## Work to do
Count how many lines hold the string "JSON", and give only that number.
START Exercise material
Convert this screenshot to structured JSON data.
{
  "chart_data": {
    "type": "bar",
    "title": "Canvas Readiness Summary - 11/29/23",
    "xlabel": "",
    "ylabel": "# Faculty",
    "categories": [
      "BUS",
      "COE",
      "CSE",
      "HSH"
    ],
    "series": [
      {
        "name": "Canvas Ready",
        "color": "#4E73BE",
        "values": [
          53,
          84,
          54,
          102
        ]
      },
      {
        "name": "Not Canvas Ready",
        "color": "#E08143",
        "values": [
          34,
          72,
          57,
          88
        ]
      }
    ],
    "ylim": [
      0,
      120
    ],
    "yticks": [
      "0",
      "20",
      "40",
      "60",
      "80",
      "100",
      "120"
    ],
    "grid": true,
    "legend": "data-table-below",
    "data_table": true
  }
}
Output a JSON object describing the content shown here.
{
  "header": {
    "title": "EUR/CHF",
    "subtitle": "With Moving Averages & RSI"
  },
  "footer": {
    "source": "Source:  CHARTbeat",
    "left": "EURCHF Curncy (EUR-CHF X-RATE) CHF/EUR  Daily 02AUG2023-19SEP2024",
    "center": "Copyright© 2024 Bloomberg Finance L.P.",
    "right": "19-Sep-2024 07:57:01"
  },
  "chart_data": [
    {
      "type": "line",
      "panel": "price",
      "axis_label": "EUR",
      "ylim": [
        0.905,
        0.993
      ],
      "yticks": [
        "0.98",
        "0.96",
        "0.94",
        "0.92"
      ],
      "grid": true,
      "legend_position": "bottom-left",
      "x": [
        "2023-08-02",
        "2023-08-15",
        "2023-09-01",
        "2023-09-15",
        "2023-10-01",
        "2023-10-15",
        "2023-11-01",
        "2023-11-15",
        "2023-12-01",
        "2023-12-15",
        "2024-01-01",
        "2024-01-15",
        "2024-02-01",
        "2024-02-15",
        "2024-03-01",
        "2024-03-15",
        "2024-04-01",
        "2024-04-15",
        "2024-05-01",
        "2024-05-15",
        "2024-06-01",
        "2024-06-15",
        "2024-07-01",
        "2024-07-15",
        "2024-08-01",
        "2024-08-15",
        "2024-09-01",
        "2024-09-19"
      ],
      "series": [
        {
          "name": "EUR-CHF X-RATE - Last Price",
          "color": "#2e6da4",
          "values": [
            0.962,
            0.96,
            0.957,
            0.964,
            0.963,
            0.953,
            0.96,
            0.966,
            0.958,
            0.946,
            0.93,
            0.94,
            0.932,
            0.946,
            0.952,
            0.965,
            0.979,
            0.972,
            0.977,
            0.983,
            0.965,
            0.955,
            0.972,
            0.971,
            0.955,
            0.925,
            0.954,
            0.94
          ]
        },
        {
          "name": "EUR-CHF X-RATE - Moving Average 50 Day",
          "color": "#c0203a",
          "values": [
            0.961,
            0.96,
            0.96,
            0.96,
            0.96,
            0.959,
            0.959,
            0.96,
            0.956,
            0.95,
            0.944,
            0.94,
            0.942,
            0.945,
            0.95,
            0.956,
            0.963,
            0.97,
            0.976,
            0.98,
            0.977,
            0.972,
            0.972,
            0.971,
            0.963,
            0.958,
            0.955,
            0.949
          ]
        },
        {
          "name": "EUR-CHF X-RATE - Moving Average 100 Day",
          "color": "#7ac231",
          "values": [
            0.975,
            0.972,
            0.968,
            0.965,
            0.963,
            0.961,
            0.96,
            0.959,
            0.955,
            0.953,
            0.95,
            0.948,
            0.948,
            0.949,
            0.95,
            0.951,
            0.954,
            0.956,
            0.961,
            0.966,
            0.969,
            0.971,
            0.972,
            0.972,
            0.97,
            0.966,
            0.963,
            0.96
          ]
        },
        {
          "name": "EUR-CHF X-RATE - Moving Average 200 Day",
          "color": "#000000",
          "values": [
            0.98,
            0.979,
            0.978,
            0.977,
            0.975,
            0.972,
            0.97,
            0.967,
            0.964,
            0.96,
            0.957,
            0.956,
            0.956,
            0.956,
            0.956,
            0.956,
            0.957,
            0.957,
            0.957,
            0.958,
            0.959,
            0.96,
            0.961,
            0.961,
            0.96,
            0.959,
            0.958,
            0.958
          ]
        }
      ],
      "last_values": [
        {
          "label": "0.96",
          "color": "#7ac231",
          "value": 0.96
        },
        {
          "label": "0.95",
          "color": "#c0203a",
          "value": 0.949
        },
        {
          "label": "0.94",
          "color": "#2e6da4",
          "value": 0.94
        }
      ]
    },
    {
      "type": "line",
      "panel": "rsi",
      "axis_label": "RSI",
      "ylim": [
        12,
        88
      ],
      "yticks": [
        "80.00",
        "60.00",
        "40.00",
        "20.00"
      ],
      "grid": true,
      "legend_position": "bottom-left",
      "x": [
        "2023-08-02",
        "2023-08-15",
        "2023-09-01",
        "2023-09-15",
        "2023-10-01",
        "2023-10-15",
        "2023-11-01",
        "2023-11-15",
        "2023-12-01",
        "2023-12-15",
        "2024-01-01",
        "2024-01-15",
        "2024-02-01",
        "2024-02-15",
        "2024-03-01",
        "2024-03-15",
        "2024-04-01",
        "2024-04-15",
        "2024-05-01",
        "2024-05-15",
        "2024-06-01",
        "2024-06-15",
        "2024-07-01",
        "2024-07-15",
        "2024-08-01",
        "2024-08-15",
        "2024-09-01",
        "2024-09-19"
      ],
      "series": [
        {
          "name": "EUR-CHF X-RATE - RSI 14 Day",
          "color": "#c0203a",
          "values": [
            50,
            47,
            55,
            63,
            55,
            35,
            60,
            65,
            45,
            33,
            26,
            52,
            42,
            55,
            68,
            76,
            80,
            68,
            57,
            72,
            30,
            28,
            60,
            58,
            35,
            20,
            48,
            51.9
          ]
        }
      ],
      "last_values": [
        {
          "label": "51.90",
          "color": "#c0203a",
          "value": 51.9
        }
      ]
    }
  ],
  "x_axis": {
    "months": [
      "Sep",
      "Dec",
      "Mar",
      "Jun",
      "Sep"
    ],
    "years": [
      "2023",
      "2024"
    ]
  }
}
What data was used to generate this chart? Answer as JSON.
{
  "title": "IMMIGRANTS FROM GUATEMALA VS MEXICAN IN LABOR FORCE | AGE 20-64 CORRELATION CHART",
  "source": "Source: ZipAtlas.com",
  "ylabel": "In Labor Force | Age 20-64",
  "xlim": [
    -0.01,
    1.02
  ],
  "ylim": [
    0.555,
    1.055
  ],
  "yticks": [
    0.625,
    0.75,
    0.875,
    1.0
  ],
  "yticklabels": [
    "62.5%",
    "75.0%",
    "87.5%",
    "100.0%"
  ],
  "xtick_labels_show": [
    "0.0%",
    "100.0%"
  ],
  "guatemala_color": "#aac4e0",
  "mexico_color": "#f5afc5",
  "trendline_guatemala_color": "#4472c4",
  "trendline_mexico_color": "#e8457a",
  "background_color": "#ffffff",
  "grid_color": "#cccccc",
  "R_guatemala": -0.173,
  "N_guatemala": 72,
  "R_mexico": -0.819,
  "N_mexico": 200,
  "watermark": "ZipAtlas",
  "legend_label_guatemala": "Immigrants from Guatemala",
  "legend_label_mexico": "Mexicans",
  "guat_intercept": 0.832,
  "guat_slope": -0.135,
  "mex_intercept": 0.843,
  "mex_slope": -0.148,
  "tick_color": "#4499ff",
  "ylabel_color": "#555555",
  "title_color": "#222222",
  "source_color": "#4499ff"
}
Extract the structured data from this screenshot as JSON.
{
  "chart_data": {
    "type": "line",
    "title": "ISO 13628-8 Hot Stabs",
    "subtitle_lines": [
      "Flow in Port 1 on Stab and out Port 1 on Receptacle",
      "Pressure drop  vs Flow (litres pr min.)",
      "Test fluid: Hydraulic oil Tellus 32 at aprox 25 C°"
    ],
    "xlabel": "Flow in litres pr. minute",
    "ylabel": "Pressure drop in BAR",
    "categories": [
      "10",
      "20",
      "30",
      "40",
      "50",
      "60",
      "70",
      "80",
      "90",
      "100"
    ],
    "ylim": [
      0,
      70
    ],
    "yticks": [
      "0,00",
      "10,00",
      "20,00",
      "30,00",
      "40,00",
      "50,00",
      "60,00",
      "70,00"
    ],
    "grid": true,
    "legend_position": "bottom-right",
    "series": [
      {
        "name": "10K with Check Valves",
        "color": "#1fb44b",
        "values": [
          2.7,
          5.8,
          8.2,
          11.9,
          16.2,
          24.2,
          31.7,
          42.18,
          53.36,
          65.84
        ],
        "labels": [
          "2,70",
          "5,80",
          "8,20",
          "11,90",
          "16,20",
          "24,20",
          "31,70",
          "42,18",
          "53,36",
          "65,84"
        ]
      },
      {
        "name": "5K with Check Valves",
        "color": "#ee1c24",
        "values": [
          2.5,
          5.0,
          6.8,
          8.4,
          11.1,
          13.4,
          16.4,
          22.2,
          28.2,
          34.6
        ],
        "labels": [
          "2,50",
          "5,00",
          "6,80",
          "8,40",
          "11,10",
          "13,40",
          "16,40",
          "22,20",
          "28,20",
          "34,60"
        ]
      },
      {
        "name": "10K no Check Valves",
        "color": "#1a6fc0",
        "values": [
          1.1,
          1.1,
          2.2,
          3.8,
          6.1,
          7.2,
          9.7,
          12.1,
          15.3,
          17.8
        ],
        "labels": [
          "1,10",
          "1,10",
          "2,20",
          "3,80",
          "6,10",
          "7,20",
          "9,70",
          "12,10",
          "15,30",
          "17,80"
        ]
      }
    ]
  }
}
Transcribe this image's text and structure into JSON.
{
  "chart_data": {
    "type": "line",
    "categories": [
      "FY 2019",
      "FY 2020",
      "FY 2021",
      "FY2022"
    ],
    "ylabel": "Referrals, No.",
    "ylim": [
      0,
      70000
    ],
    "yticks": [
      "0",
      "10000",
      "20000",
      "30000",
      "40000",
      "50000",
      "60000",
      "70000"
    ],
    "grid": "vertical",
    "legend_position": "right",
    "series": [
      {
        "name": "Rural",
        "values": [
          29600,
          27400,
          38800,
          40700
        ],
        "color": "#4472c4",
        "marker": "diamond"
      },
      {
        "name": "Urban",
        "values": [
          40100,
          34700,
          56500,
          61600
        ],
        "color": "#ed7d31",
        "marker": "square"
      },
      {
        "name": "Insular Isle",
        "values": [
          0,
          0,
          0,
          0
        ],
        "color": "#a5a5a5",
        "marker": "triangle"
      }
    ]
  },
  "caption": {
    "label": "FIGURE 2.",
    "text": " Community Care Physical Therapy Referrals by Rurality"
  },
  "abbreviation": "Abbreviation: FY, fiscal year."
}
END Exercise material
## Solution for this problem
5